**Exercise objective**
Revise the rows below, replacing "UI component" with "interface element" wherever it occurs and leaving all other text unchanged.

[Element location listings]
-- Begin --

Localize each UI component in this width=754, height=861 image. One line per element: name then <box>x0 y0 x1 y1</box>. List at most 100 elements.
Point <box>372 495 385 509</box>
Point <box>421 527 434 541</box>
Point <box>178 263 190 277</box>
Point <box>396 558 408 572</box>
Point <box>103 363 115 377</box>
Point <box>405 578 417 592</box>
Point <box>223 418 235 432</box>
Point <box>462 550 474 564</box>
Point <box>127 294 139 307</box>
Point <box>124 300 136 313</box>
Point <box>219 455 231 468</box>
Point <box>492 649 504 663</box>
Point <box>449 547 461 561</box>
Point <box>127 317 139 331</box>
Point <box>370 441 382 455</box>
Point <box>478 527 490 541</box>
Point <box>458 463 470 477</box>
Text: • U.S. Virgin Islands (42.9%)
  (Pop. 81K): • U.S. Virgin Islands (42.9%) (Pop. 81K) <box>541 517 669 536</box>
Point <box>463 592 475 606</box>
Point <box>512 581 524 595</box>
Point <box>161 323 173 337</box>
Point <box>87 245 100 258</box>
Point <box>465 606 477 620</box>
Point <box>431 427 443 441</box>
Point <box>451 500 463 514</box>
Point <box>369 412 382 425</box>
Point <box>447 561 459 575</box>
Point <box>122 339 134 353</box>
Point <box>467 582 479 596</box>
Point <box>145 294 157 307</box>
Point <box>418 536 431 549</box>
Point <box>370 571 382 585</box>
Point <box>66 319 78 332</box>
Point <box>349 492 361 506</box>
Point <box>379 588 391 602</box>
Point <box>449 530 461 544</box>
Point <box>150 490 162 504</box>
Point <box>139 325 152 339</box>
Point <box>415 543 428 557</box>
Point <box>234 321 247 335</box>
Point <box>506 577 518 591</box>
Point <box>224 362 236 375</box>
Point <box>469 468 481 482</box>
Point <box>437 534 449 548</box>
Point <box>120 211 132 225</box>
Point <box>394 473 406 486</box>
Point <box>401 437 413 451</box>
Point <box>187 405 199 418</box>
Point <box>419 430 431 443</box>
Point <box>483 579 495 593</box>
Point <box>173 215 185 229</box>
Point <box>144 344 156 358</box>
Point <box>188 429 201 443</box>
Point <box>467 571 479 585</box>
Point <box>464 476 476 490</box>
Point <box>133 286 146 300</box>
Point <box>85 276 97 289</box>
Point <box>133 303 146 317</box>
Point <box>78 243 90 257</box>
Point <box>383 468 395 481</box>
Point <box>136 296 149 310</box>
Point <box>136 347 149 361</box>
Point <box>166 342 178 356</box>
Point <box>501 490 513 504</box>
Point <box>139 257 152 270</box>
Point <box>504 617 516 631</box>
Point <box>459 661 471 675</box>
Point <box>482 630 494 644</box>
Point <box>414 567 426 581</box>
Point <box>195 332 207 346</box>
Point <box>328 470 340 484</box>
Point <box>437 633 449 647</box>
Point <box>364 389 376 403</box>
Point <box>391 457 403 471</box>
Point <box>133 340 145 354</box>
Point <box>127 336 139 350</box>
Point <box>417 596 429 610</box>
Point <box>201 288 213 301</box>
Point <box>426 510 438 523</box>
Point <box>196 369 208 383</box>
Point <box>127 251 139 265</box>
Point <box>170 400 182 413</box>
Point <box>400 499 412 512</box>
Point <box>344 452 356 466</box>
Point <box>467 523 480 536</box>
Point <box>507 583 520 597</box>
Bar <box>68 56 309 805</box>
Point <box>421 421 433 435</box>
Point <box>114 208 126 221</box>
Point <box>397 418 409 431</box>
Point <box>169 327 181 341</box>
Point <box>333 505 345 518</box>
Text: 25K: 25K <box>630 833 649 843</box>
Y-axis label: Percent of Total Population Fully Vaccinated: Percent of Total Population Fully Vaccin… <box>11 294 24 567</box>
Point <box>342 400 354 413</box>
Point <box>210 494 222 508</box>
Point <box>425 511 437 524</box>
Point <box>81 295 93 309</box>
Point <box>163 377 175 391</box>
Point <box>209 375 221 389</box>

-- End --

**Answer to this exercise**
Localize each interface element in this width=754, height=861 image. One line per element: name then <box>x0 y0 x1 y1</box>. List at most 100 elements.
Point <box>372 495 385 509</box>
Point <box>421 527 434 541</box>
Point <box>178 263 190 277</box>
Point <box>396 558 408 572</box>
Point <box>103 363 115 377</box>
Point <box>405 578 417 592</box>
Point <box>223 418 235 432</box>
Point <box>462 550 474 564</box>
Point <box>127 294 139 307</box>
Point <box>124 300 136 313</box>
Point <box>219 455 231 468</box>
Point <box>492 649 504 663</box>
Point <box>449 547 461 561</box>
Point <box>127 317 139 331</box>
Point <box>370 441 382 455</box>
Point <box>478 527 490 541</box>
Point <box>458 463 470 477</box>
Text: • U.S. Virgin Islands (42.9%)
  (Pop. 81K): • U.S. Virgin Islands (42.9%) (Pop. 81K) <box>541 517 669 536</box>
Point <box>463 592 475 606</box>
Point <box>512 581 524 595</box>
Point <box>161 323 173 337</box>
Point <box>87 245 100 258</box>
Point <box>465 606 477 620</box>
Point <box>431 427 443 441</box>
Point <box>451 500 463 514</box>
Point <box>369 412 382 425</box>
Point <box>447 561 459 575</box>
Point <box>122 339 134 353</box>
Point <box>467 582 479 596</box>
Point <box>145 294 157 307</box>
Point <box>418 536 431 549</box>
Point <box>370 571 382 585</box>
Point <box>66 319 78 332</box>
Point <box>349 492 361 506</box>
Point <box>379 588 391 602</box>
Point <box>449 530 461 544</box>
Point <box>150 490 162 504</box>
Point <box>139 325 152 339</box>
Point <box>415 543 428 557</box>
Point <box>234 321 247 335</box>
Point <box>506 577 518 591</box>
Point <box>224 362 236 375</box>
Point <box>469 468 481 482</box>
Point <box>437 534 449 548</box>
Point <box>120 211 132 225</box>
Point <box>394 473 406 486</box>
Point <box>401 437 413 451</box>
Point <box>187 405 199 418</box>
Point <box>419 430 431 443</box>
Point <box>483 579 495 593</box>
Point <box>173 215 185 229</box>
Point <box>144 344 156 358</box>
Point <box>188 429 201 443</box>
Point <box>467 571 479 585</box>
Point <box>464 476 476 490</box>
Point <box>133 286 146 300</box>
Point <box>85 276 97 289</box>
Point <box>133 303 146 317</box>
Point <box>78 243 90 257</box>
Point <box>383 468 395 481</box>
Point <box>136 296 149 310</box>
Point <box>136 347 149 361</box>
Point <box>166 342 178 356</box>
Point <box>501 490 513 504</box>
Point <box>139 257 152 270</box>
Point <box>504 617 516 631</box>
Point <box>459 661 471 675</box>
Point <box>482 630 494 644</box>
Point <box>414 567 426 581</box>
Point <box>195 332 207 346</box>
Point <box>328 470 340 484</box>
Point <box>437 633 449 647</box>
Point <box>364 389 376 403</box>
Point <box>391 457 403 471</box>
Point <box>133 340 145 354</box>
Point <box>127 336 139 350</box>
Point <box>417 596 429 610</box>
Point <box>201 288 213 301</box>
Point <box>426 510 438 523</box>
Point <box>196 369 208 383</box>
Point <box>127 251 139 265</box>
Point <box>170 400 182 413</box>
Point <box>400 499 412 512</box>
Point <box>344 452 356 466</box>
Point <box>467 523 480 536</box>
Point <box>507 583 520 597</box>
Bar <box>68 56 309 805</box>
Point <box>421 421 433 435</box>
Point <box>114 208 126 221</box>
Point <box>397 418 409 431</box>
Point <box>169 327 181 341</box>
Point <box>333 505 345 518</box>
Text: 25K: 25K <box>630 833 649 843</box>
Y-axis label: Percent of Total Population Fully Vaccinated: Percent of Total Population Fully Vaccin… <box>11 294 24 567</box>
Point <box>342 400 354 413</box>
Point <box>210 494 222 508</box>
Point <box>425 511 437 524</box>
Point <box>81 295 93 309</box>
Point <box>163 377 175 391</box>
Point <box>209 375 221 389</box>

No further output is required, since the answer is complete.